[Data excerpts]
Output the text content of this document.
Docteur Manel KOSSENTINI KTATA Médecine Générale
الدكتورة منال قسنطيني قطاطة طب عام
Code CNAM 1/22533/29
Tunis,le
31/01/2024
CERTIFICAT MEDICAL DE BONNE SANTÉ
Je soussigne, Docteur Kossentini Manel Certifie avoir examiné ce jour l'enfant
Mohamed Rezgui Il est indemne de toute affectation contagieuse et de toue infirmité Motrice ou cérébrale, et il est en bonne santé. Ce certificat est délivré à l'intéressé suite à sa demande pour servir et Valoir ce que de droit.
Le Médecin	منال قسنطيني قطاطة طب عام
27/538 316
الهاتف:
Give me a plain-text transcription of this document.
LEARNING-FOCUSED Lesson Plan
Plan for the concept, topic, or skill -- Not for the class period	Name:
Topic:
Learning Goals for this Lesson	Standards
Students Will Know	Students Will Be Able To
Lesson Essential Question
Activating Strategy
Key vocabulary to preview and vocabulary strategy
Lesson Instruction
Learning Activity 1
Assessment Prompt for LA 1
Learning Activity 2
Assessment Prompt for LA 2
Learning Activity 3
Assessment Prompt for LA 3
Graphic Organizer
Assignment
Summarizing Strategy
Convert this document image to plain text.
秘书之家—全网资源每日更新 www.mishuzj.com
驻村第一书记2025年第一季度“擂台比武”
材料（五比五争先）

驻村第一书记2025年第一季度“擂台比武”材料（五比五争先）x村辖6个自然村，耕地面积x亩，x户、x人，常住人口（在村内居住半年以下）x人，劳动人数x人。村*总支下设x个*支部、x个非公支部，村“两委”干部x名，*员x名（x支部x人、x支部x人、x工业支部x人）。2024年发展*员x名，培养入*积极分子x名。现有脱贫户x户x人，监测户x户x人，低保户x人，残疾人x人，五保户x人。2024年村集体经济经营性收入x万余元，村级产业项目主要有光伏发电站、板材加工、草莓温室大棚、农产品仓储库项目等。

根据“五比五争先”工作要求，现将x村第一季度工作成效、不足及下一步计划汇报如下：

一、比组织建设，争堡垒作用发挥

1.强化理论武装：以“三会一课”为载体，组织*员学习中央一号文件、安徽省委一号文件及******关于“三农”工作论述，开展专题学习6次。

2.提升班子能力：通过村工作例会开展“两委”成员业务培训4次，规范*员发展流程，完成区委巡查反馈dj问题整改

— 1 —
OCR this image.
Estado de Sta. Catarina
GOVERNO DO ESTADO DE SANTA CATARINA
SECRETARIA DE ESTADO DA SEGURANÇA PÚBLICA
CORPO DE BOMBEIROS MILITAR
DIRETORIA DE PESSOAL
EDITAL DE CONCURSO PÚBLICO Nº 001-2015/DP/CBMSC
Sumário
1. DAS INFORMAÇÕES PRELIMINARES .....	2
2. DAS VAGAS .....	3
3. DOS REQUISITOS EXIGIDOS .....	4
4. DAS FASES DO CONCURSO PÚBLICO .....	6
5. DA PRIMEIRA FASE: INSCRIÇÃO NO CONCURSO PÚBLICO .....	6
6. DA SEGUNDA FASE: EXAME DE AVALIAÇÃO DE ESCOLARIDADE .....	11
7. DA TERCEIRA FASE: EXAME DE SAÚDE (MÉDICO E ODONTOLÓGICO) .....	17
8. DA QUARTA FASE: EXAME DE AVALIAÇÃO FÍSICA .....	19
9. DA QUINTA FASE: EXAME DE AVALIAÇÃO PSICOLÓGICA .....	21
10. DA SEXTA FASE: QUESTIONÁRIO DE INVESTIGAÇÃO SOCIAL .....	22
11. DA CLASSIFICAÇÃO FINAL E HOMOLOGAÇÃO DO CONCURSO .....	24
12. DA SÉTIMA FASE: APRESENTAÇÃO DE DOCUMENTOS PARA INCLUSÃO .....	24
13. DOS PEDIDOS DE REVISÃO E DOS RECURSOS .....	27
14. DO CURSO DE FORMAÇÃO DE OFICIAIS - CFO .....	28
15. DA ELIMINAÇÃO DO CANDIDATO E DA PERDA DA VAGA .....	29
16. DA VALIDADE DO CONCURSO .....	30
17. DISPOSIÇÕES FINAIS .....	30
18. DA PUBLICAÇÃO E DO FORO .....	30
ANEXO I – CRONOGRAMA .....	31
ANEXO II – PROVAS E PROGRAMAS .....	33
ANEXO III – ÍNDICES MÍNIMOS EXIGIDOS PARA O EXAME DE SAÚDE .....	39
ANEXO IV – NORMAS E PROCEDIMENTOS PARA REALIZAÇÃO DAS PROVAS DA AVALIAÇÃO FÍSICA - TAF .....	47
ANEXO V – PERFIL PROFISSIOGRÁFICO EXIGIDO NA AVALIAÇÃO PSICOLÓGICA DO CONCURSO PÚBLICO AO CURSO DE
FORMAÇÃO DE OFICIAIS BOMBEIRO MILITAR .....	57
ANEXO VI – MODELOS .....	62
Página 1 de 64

- _TASK PROMPT_
In the data above, how many lines contain the string "plain"? Answer with the number only.

- _EXERCISE RESPONSE_
2